For the copy, please give all of the data again exactly and leave the pictures out.
┌─ Extracted records
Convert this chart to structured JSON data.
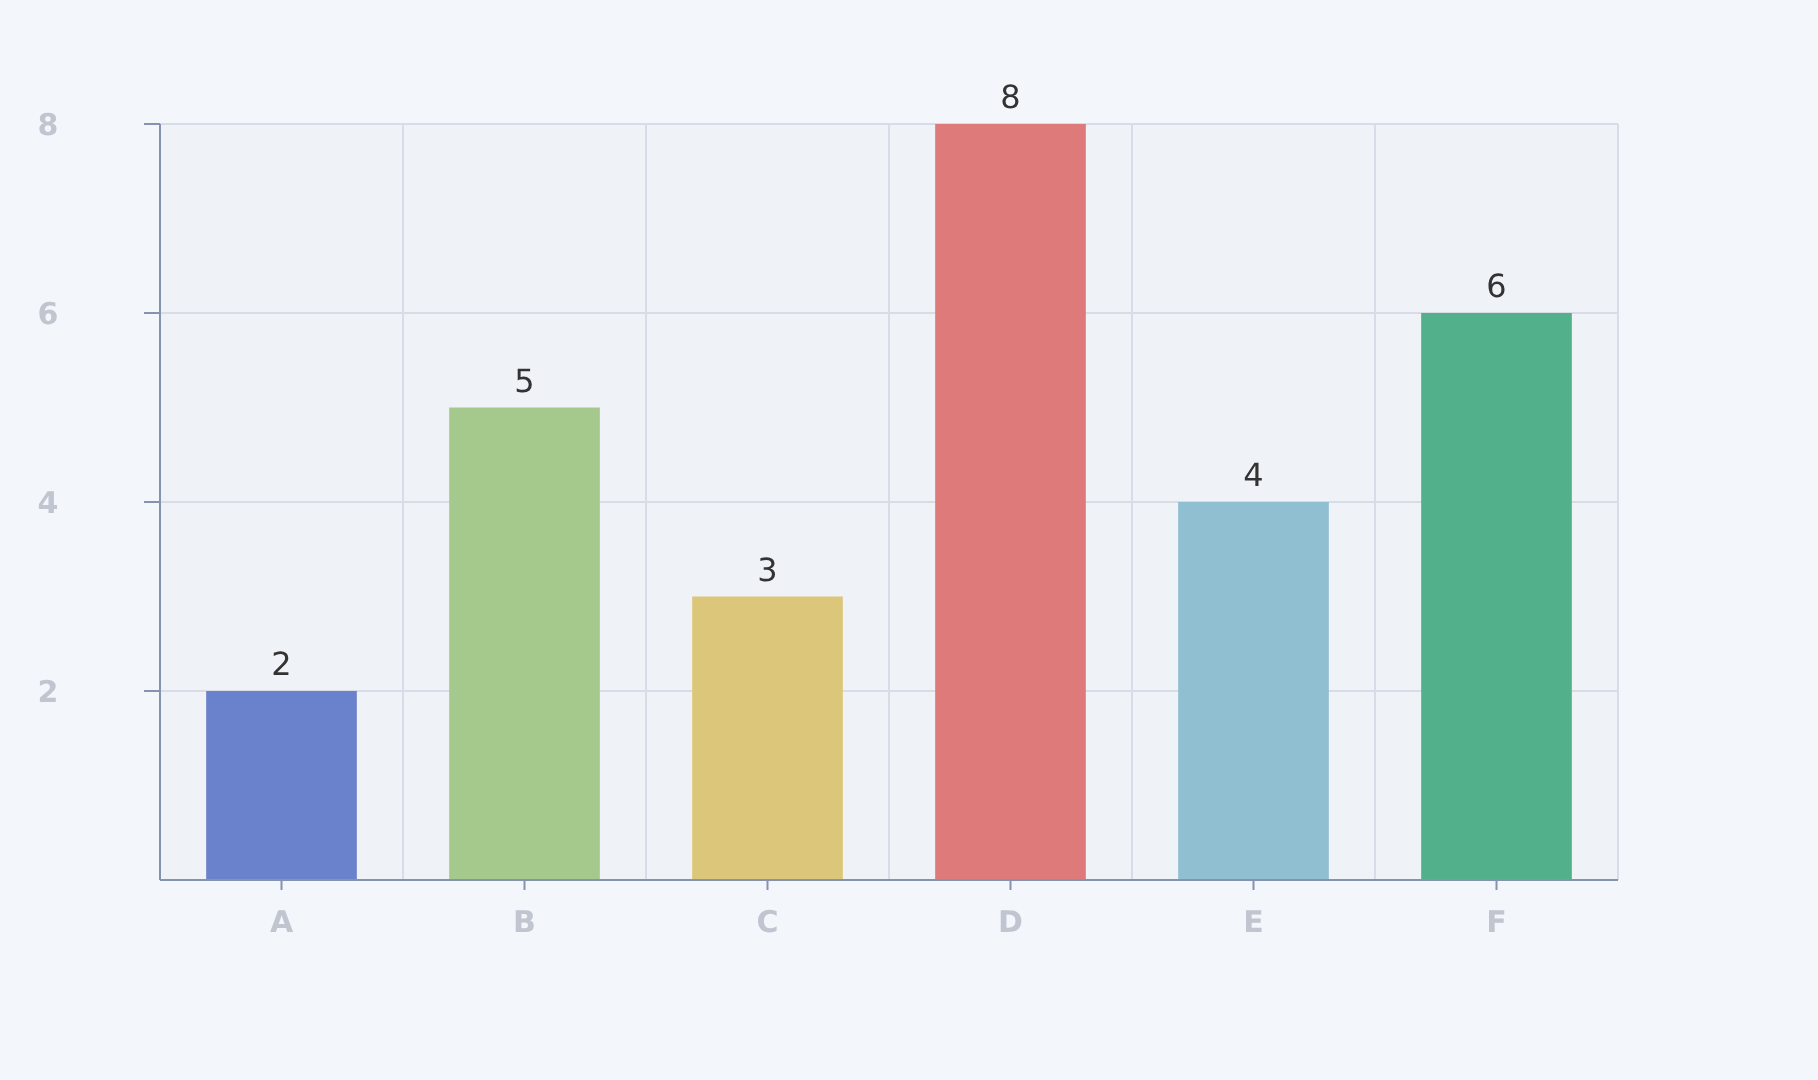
{
  "chart_data": {
    "type": "bar",
    "categories": [
      "A",
      "B",
      "C",
      "D",
      "E",
      "F"
    ],
    "values": [
      2,
      5,
      3,
      8,
      4,
      6
    ],
    "colors": [
      "#6a82cc",
      "#a5c98c",
      "#dcc67a",
      "#df7a7a",
      "#8fbfd1",
      "#52b08a"
    ],
    "ylim": [
      0,
      8
    ],
    "yticks": [
      2,
      4,
      6,
      8
    ],
    "grid": true,
    "data_labels": true
  }
}
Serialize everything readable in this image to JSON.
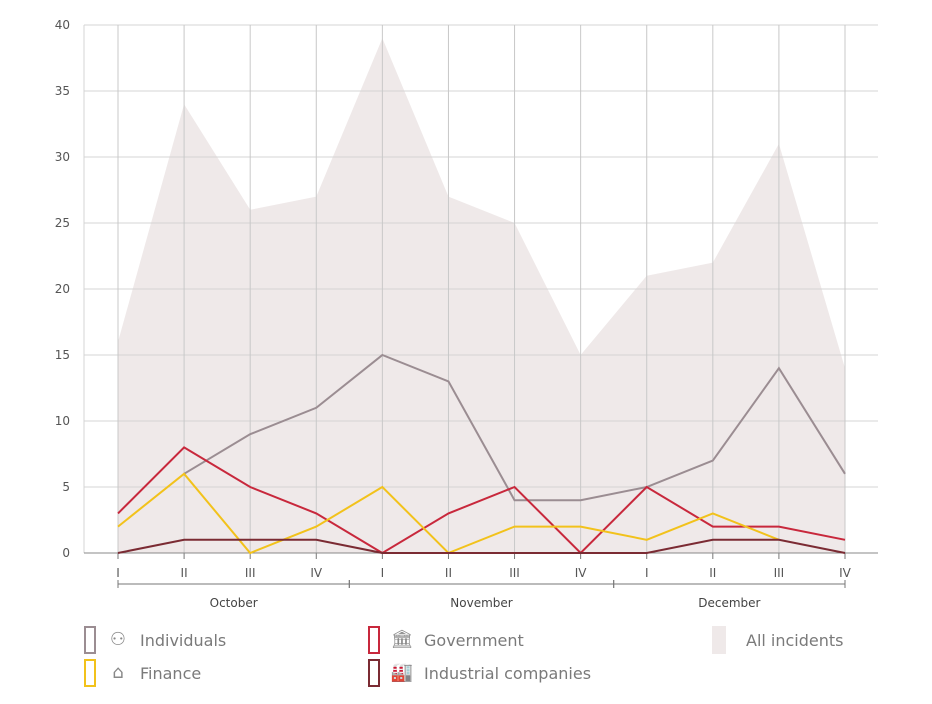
└─
Written response.
Convert this chart to structured JSON data.
{
  "chart_data": {
    "type": "bar",
    "categories": [
      "A",
      "B",
      "C",
      "D",
      "E",
      "F"
    ],
    "values": [
      2,
      5,
      3,
      8,
      4,
      6
    ],
    "colors": [
      "#6a82cc",
      "#a5c98c",
      "#dcc67a",
      "#df7a7a",
      "#8fbfd1",
      "#52b08a"
    ],
    "ylim": [
      0,
      8
    ],
    "yticks": [
      2,
      4,
      6,
      8
    ],
    "grid": true,
    "data_labels": true
  }
}
Serialize everything readable in this image to JSON.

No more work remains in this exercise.